*** Data for this task ***
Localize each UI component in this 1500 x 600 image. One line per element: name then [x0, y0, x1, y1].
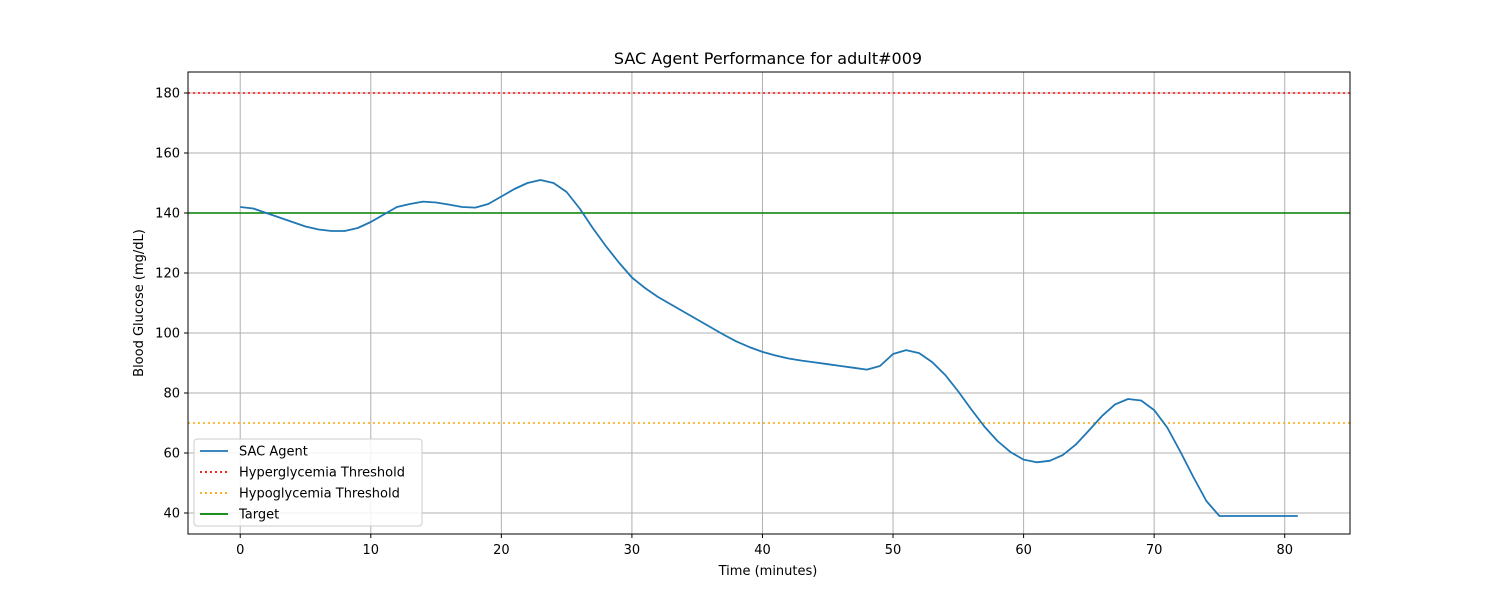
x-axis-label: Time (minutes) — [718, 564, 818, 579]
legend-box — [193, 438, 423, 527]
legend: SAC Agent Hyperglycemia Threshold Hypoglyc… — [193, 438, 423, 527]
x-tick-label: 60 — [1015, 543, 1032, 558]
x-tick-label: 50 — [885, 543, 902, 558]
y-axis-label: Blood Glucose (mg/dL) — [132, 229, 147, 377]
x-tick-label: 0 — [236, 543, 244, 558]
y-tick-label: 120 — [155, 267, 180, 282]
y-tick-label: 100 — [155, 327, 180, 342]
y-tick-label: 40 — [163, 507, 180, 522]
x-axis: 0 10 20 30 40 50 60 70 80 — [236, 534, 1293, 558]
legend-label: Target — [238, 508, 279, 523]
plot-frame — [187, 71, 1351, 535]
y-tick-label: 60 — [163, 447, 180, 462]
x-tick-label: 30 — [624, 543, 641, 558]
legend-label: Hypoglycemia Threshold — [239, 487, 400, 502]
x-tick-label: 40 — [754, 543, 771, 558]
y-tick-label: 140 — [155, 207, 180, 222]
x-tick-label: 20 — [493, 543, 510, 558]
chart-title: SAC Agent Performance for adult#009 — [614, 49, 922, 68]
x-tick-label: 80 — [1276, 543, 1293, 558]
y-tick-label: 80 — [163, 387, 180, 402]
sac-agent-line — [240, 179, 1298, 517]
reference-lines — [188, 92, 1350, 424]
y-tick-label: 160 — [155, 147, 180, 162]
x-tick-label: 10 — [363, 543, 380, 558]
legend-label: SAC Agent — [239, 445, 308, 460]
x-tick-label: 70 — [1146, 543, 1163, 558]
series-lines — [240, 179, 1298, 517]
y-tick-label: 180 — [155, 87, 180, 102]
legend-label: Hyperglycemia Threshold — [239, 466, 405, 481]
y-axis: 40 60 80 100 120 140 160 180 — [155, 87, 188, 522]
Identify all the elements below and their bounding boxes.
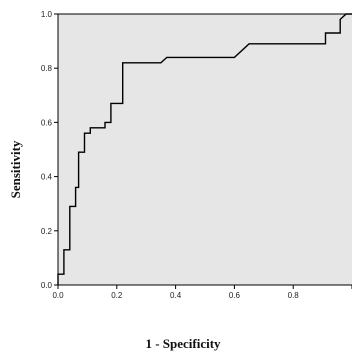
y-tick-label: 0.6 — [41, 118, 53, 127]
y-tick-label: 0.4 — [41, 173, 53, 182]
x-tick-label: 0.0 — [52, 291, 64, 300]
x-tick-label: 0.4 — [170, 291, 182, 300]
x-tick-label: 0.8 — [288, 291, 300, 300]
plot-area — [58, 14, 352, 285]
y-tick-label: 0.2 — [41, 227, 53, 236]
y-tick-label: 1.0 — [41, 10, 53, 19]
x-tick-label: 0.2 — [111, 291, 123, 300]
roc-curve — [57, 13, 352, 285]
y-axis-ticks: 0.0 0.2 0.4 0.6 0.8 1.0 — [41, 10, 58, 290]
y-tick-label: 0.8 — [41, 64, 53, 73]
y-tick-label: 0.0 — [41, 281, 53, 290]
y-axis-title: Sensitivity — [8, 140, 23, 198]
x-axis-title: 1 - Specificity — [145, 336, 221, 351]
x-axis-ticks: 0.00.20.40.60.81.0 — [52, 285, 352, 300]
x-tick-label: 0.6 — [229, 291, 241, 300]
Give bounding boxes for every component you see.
***
> [Task] Reproduce every line of the records above word for word, leaving out the lines that stand for pictures.

> [Response]
Localize each UI component in this 1500 x 600 image. One line per element: name then [x0, y0, x1, y1].
x-axis-label: Time (minutes) — [718, 564, 818, 579]
legend-box — [193, 438, 423, 527]
legend: SAC Agent Hyperglycemia Threshold Hypoglyc… — [193, 438, 423, 527]
x-tick-label: 60 — [1015, 543, 1032, 558]
x-tick-label: 50 — [885, 543, 902, 558]
y-axis-label: Blood Glucose (mg/dL) — [132, 229, 147, 377]
x-tick-label: 0 — [236, 543, 244, 558]
y-tick-label: 120 — [155, 267, 180, 282]
y-tick-label: 100 — [155, 327, 180, 342]
y-tick-label: 40 — [163, 507, 180, 522]
x-axis: 0 10 20 30 40 50 60 70 80 — [236, 534, 1293, 558]
legend-label: Target — [238, 508, 279, 523]
plot-frame — [187, 71, 1351, 535]
y-tick-label: 60 — [163, 447, 180, 462]
x-tick-label: 30 — [624, 543, 641, 558]
legend-label: Hypoglycemia Threshold — [239, 487, 400, 502]
x-tick-label: 40 — [754, 543, 771, 558]
y-tick-label: 140 — [155, 207, 180, 222]
x-tick-label: 20 — [493, 543, 510, 558]
chart-title: SAC Agent Performance for adult#009 — [614, 49, 922, 68]
x-tick-label: 80 — [1276, 543, 1293, 558]
y-tick-label: 80 — [163, 387, 180, 402]
sac-agent-line — [240, 179, 1298, 517]
reference-lines — [188, 92, 1350, 424]
y-tick-label: 160 — [155, 147, 180, 162]
x-tick-label: 10 — [363, 543, 380, 558]
legend-label: SAC Agent — [239, 445, 308, 460]
x-tick-label: 70 — [1146, 543, 1163, 558]
series-lines — [240, 179, 1298, 517]
y-tick-label: 180 — [155, 87, 180, 102]
legend-label: Hyperglycemia Threshold — [239, 466, 405, 481]
y-axis: 40 60 80 100 120 140 160 180 — [155, 87, 188, 522]
Identify all the elements below and their bounding boxes.
y-tick-label: 0.6 — [41, 118, 53, 127]
y-tick-label: 0.4 — [41, 173, 53, 182]
x-tick-label: 0.0 — [52, 291, 64, 300]
x-tick-label: 0.4 — [170, 291, 182, 300]
x-tick-label: 0.8 — [288, 291, 300, 300]
plot-area — [58, 14, 352, 285]
y-tick-label: 0.2 — [41, 227, 53, 236]
y-tick-label: 1.0 — [41, 10, 53, 19]
x-tick-label: 0.2 — [111, 291, 123, 300]
roc-curve — [57, 13, 352, 285]
y-axis-ticks: 0.0 0.2 0.4 0.6 0.8 1.0 — [41, 10, 58, 290]
y-tick-label: 0.8 — [41, 64, 53, 73]
y-tick-label: 0.0 — [41, 281, 53, 290]
y-axis-title: Sensitivity — [8, 140, 23, 198]
x-axis-title: 1 - Specificity — [145, 336, 221, 351]
x-axis-ticks: 0.00.20.40.60.81.0 — [52, 285, 352, 300]
x-tick-label: 0.6 — [229, 291, 241, 300]
Give bounding boxes for every component you see.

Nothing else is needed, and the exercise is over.